What the exercise asks: In the material below, count the lines with the word "title" and state that number only.

Chart and figure data
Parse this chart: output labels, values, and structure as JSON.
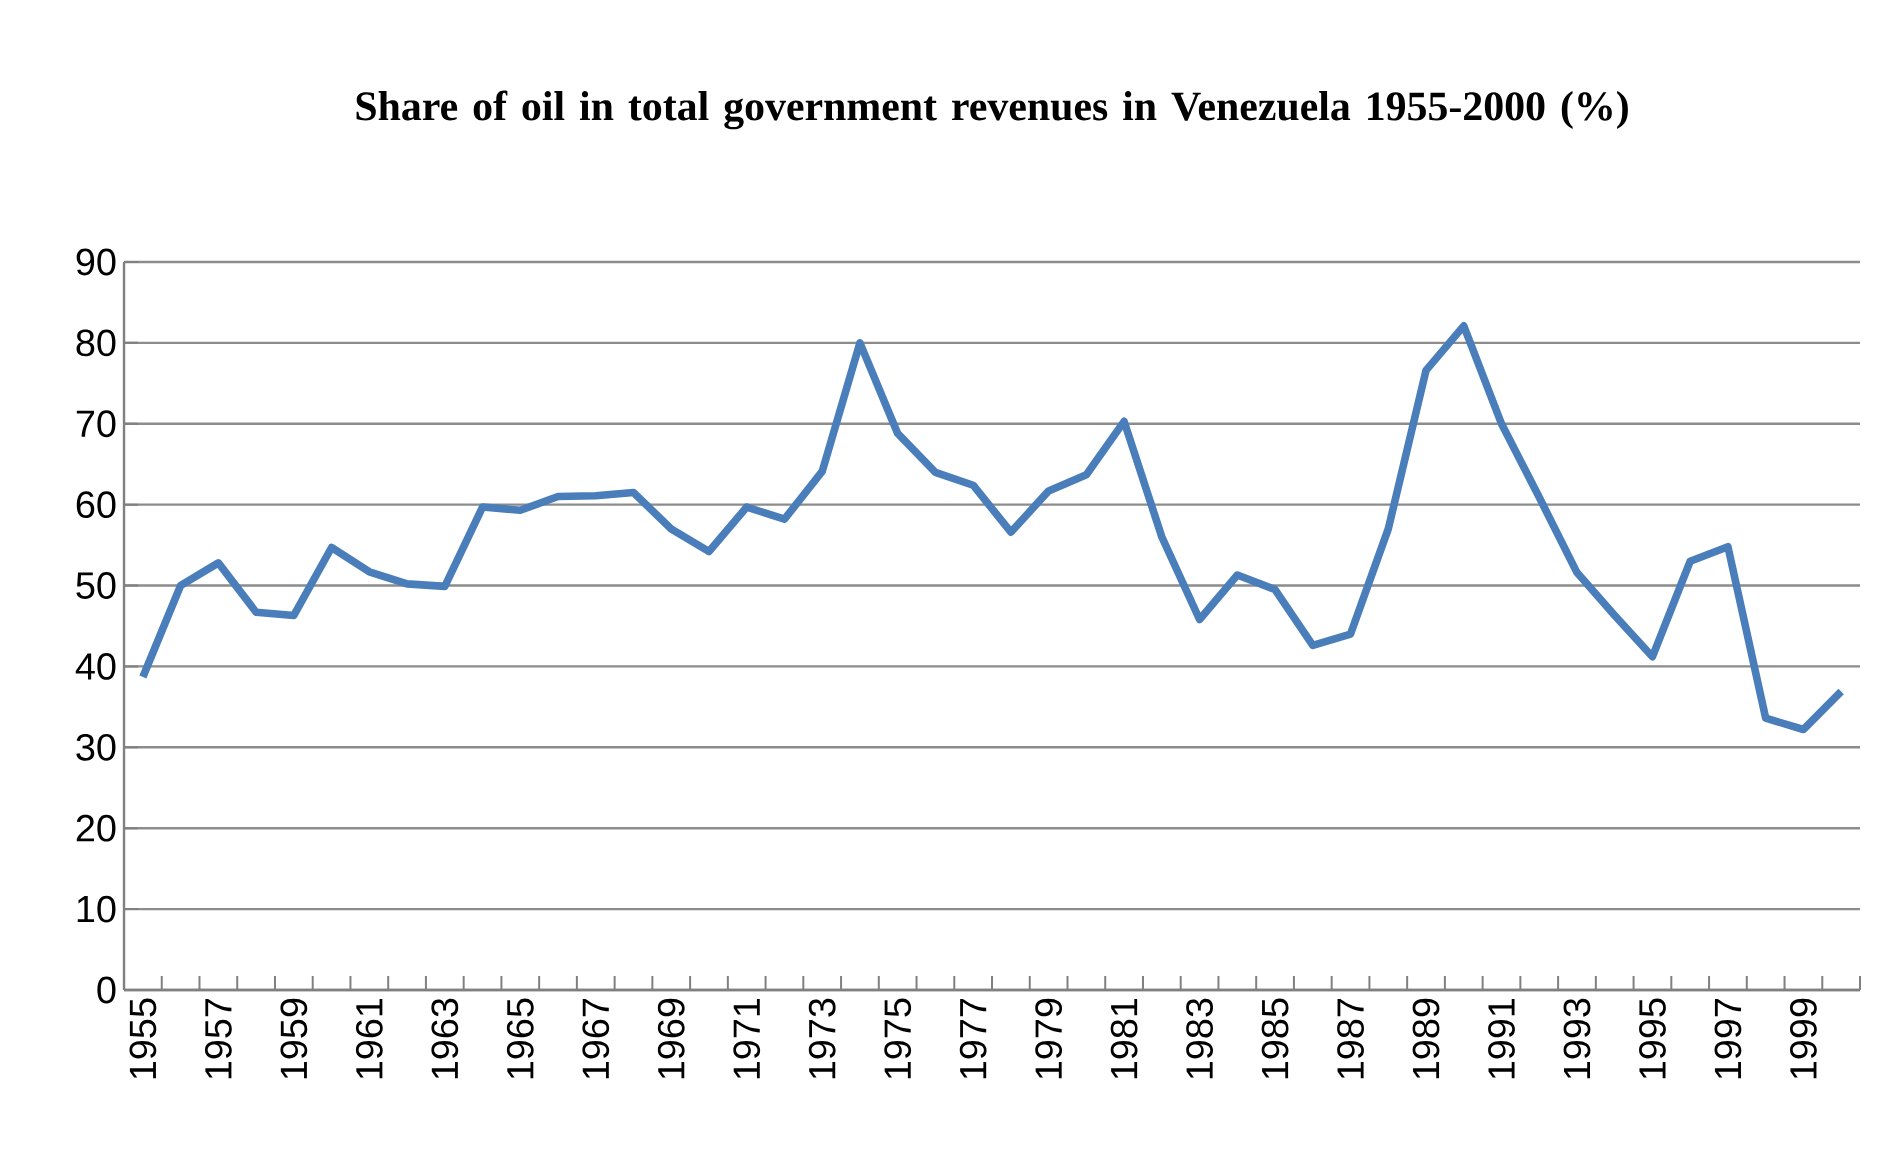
{
  "chart_data": {
    "type": "line",
    "title": "Share of oil in total government revenues  in Venezuela 1955-2000 (%)",
    "categories": [
      "1955",
      null,
      "1957",
      null,
      "1959",
      null,
      "1961",
      null,
      "1963",
      null,
      "1965",
      null,
      "1967",
      null,
      "1969",
      null,
      "1971",
      null,
      "1973",
      null,
      "1975",
      null,
      "1977",
      null,
      "1979",
      null,
      "1981",
      null,
      "1983",
      null,
      "1985",
      null,
      "1987",
      null,
      "1989",
      null,
      "1991",
      null,
      "1993",
      null,
      "1995",
      null,
      "1997",
      null,
      "1999",
      null
    ],
    "series": [
      {
        "color": "#4a7ebb",
        "values": [
          38.7,
          50,
          52.8,
          46.7,
          46.3,
          54.7,
          51.7,
          50.2,
          49.9,
          59.7,
          59.3,
          61,
          61.1,
          61.5,
          57,
          54.2,
          59.7,
          58.2,
          64.1,
          80,
          68.8,
          64,
          62.4,
          56.6,
          61.7,
          63.7,
          70.3,
          56,
          45.8,
          51.3,
          49.5,
          42.6,
          44,
          57,
          76.6,
          82.1,
          70,
          60.9,
          51.6,
          46.3,
          41.2,
          53,
          54.8,
          33.6,
          32.2,
          36.9
        ]
      }
    ],
    "ylim": [
      0,
      90
    ],
    "yticks": [
      0,
      10,
      20,
      30,
      40,
      50,
      60,
      70,
      80,
      90
    ],
    "grid": "y"
  }
}
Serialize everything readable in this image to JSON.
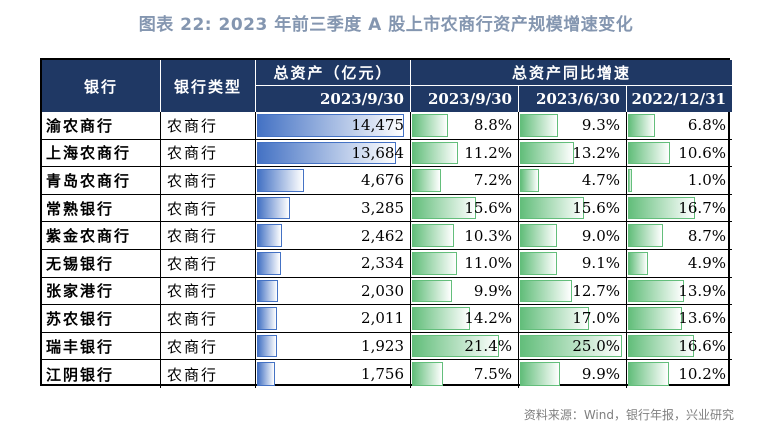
{
  "title": "图表 22: 2023 年前三季度 A 股上市农商行资产规模增速变化",
  "source": "资料来源：Wind，银行年报，兴业研究",
  "headers": {
    "bank": "银行",
    "bank_type": "银行类型",
    "total_assets": "总资产（亿元）",
    "growth": "总资产同比增速",
    "total_assets_date": "2023/9/30",
    "growth_dates": [
      "2023/9/30",
      "2023/6/30",
      "2022/12/31"
    ]
  },
  "chart_data": {
    "type": "table",
    "title": "图表 22: 2023 年前三季度 A 股上市农商行资产规模增速变化",
    "columns": [
      "银行",
      "银行类型",
      "总资产（亿元） 2023/9/30",
      "总资产同比增速 2023/9/30",
      "总资产同比增速 2023/6/30",
      "总资产同比增速 2022/12/31"
    ],
    "banks": [
      "渝农商行",
      "上海农商行",
      "青岛农商行",
      "常熟银行",
      "紫金农商行",
      "无锡银行",
      "张家港行",
      "苏农银行",
      "瑞丰银行",
      "江阴银行"
    ],
    "bank_types": [
      "农商行",
      "农商行",
      "农商行",
      "农商行",
      "农商行",
      "农商行",
      "农商行",
      "农商行",
      "农商行",
      "农商行"
    ],
    "total_assets": [
      14475,
      13684,
      4676,
      3285,
      2462,
      2334,
      2030,
      2011,
      1923,
      1756
    ],
    "total_assets_text": [
      "14,475",
      "13,684",
      "4,676",
      "3,285",
      "2,462",
      "2,334",
      "2,030",
      "2,011",
      "1,923",
      "1,756"
    ],
    "growth_2023_09_30": [
      8.8,
      11.2,
      7.2,
      15.6,
      10.3,
      11.0,
      9.9,
      14.2,
      21.4,
      7.5
    ],
    "growth_2023_06_30": [
      9.3,
      13.2,
      4.7,
      15.6,
      9.0,
      9.1,
      12.7,
      17.0,
      25.0,
      9.9
    ],
    "growth_2022_12_31": [
      6.8,
      10.6,
      1.0,
      16.7,
      8.7,
      4.9,
      13.9,
      13.6,
      16.6,
      10.2
    ],
    "growth_unit": "%",
    "colors": {
      "header_bg": "#1f3864",
      "asset_bar": "#4472c4",
      "growth_bar": "#63be7b",
      "title": "#8496b0"
    }
  }
}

Solution for this task: 4